#### [Record list]
---

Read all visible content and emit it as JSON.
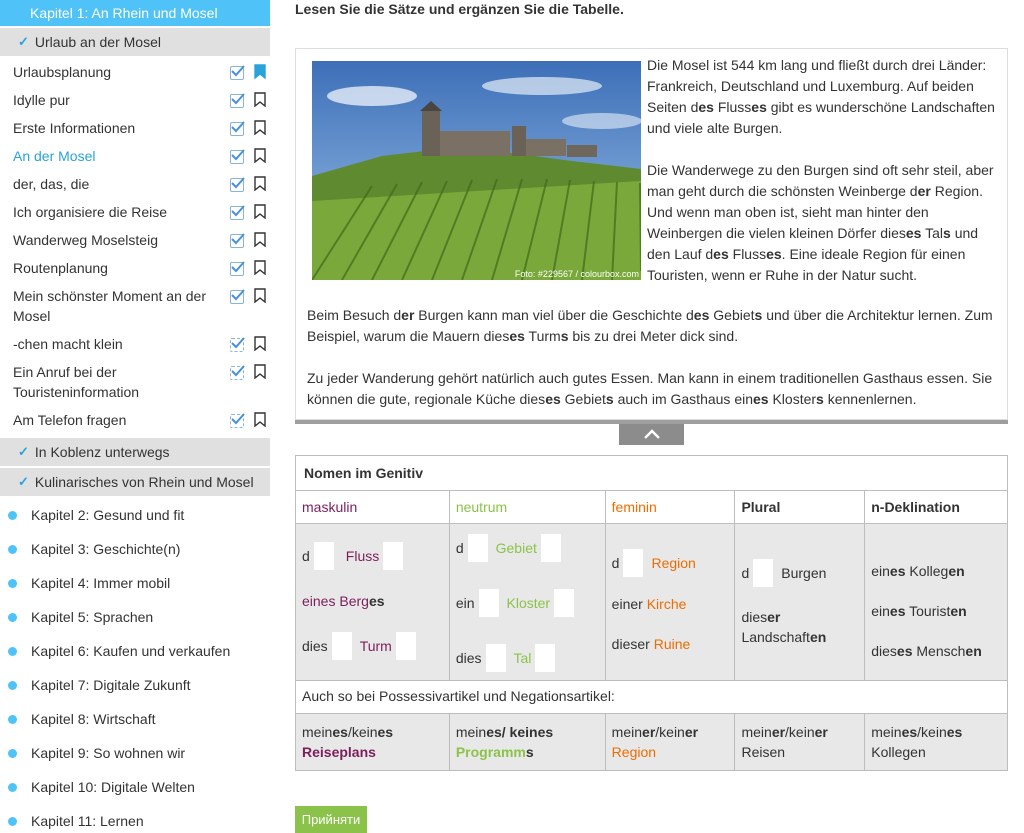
{
  "sidebar": {
    "active_chapter": "Kapitel 1: An Rhein und Mosel",
    "sections": [
      {
        "label": "Urlaub an der Mosel"
      },
      {
        "label": "In Koblenz unterwegs"
      },
      {
        "label": "Kulinarisches von Rhein und Mosel"
      }
    ],
    "lessons": [
      {
        "label": "Urlaubsplanung",
        "bookmark": "filled"
      },
      {
        "label": "Idylle pur"
      },
      {
        "label": "Erste Informationen"
      },
      {
        "label": "An der Mosel",
        "active": true
      },
      {
        "label": "der, das, die"
      },
      {
        "label": "Ich organisiere die Reise"
      },
      {
        "label": "Wanderweg Moselsteig"
      },
      {
        "label": "Routenplanung"
      },
      {
        "label": "Mein schönster Moment an der Mosel"
      },
      {
        "label": "-chen macht klein"
      },
      {
        "label": "Ein Anruf bei der Touristeninformation"
      },
      {
        "label": "Am Telefon fragen"
      }
    ],
    "chapters": [
      "Kapitel 2: Gesund und fit",
      "Kapitel 3: Geschichte(n)",
      "Kapitel 4: Immer mobil",
      "Kapitel 5: Sprachen",
      "Kapitel 6: Kaufen und verkaufen",
      "Kapitel 7: Digitale Zukunft",
      "Kapitel 8: Wirtschaft",
      "Kapitel 9: So wohnen wir",
      "Kapitel 10: Digitale Welten",
      "Kapitel 11: Lernen"
    ]
  },
  "main": {
    "instruction": "Lesen Sie die Sätze und ergänzen Sie die Tabelle.",
    "photo_credit": "Foto: #229567 / colourbox.com",
    "accept_label": "Прийняти"
  },
  "table": {
    "title": "Nomen im Genitiv",
    "headers": {
      "mask": "maskulin",
      "neut": "neutrum",
      "fem": "feminin",
      "plural": "Plural",
      "ndekl": "n-Deklination"
    },
    "mask_words": [
      "Fluss",
      "eines Berg",
      "es",
      "Turm"
    ],
    "neut_words": [
      "Gebiet",
      "Kloster",
      "Tal"
    ],
    "fem_words": [
      "Region",
      "einer ",
      "Kirche",
      "dieser ",
      "Ruine"
    ],
    "plural_words": [
      "Burgen",
      "dies",
      "er",
      " Landschaft",
      "en"
    ],
    "ndekl_words": [
      "ein",
      "es",
      " Kolleg",
      "en",
      "ein",
      "es",
      " Tourist",
      "en",
      "dies",
      "es",
      " Mensch",
      "en"
    ],
    "note": "Auch so bei Possessivartikel und Negationsartikel:",
    "foot": {
      "mask": [
        "mein",
        "es",
        "/kein",
        "es",
        "Reiseplans"
      ],
      "neut": [
        "mein",
        "es",
        "/ kein",
        "es",
        "Programm",
        "s"
      ],
      "fem": [
        "mein",
        "er",
        "/kein",
        "er",
        "Region"
      ],
      "plural": [
        "mein",
        "er",
        "/kein",
        "er",
        "Reisen"
      ],
      "ndekl": [
        "mein",
        "es",
        "/kein",
        "es",
        "Kollegen"
      ]
    }
  },
  "colors": {
    "accent": "#4fc3f7",
    "maskulin": "#7b1f5c",
    "neutrum": "#8bc34a",
    "feminin": "#ef6c00",
    "accept": "#8bc34a"
  }
}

---

#### [Task details]
Your copy should match the records word for word, with the pictures removed.

#### [Solved problem]
Read all visible content and emit it as JSON.
{
  "sidebar": {
    "active_chapter": "Kapitel 1: An Rhein und Mosel",
    "sections": [
      {
        "label": "Urlaub an der Mosel"
      },
      {
        "label": "In Koblenz unterwegs"
      },
      {
        "label": "Kulinarisches von Rhein und Mosel"
      }
    ],
    "lessons": [
      {
        "label": "Urlaubsplanung",
        "bookmark": "filled"
      },
      {
        "label": "Idylle pur"
      },
      {
        "label": "Erste Informationen"
      },
      {
        "label": "An der Mosel",
        "active": true
      },
      {
        "label": "der, das, die"
      },
      {
        "label": "Ich organisiere die Reise"
      },
      {
        "label": "Wanderweg Moselsteig"
      },
      {
        "label": "Routenplanung"
      },
      {
        "label": "Mein schönster Moment an der Mosel"
      },
      {
        "label": "-chen macht klein"
      },
      {
        "label": "Ein Anruf bei der Touristeninformation"
      },
      {
        "label": "Am Telefon fragen"
      }
    ],
    "chapters": [
      "Kapitel 2: Gesund und fit",
      "Kapitel 3: Geschichte(n)",
      "Kapitel 4: Immer mobil",
      "Kapitel 5: Sprachen",
      "Kapitel 6: Kaufen und verkaufen",
      "Kapitel 7: Digitale Zukunft",
      "Kapitel 8: Wirtschaft",
      "Kapitel 9: So wohnen wir",
      "Kapitel 10: Digitale Welten",
      "Kapitel 11: Lernen"
    ]
  },
  "main": {
    "instruction": "Lesen Sie die Sätze und ergänzen Sie die Tabelle.",
    "photo_credit": "Foto: #229567 / colourbox.com",
    "accept_label": "Прийняти"
  },
  "table": {
    "title": "Nomen im Genitiv",
    "headers": {
      "mask": "maskulin",
      "neut": "neutrum",
      "fem": "feminin",
      "plural": "Plural",
      "ndekl": "n-Deklination"
    },
    "mask_words": [
      "Fluss",
      "eines Berg",
      "es",
      "Turm"
    ],
    "neut_words": [
      "Gebiet",
      "Kloster",
      "Tal"
    ],
    "fem_words": [
      "Region",
      "einer ",
      "Kirche",
      "dieser ",
      "Ruine"
    ],
    "plural_words": [
      "Burgen",
      "dies",
      "er",
      " Landschaft",
      "en"
    ],
    "ndekl_words": [
      "ein",
      "es",
      " Kolleg",
      "en",
      "ein",
      "es",
      " Tourist",
      "en",
      "dies",
      "es",
      " Mensch",
      "en"
    ],
    "note": "Auch so bei Possessivartikel und Negationsartikel:",
    "foot": {
      "mask": [
        "mein",
        "es",
        "/kein",
        "es",
        "Reiseplans"
      ],
      "neut": [
        "mein",
        "es",
        "/ kein",
        "es",
        "Programm",
        "s"
      ],
      "fem": [
        "mein",
        "er",
        "/kein",
        "er",
        "Region"
      ],
      "plural": [
        "mein",
        "er",
        "/kein",
        "er",
        "Reisen"
      ],
      "ndekl": [
        "mein",
        "es",
        "/kein",
        "es",
        "Kollegen"
      ]
    }
  },
  "colors": {
    "accent": "#4fc3f7",
    "maskulin": "#7b1f5c",
    "neutrum": "#8bc34a",
    "feminin": "#ef6c00",
    "accept": "#8bc34a"
  }
}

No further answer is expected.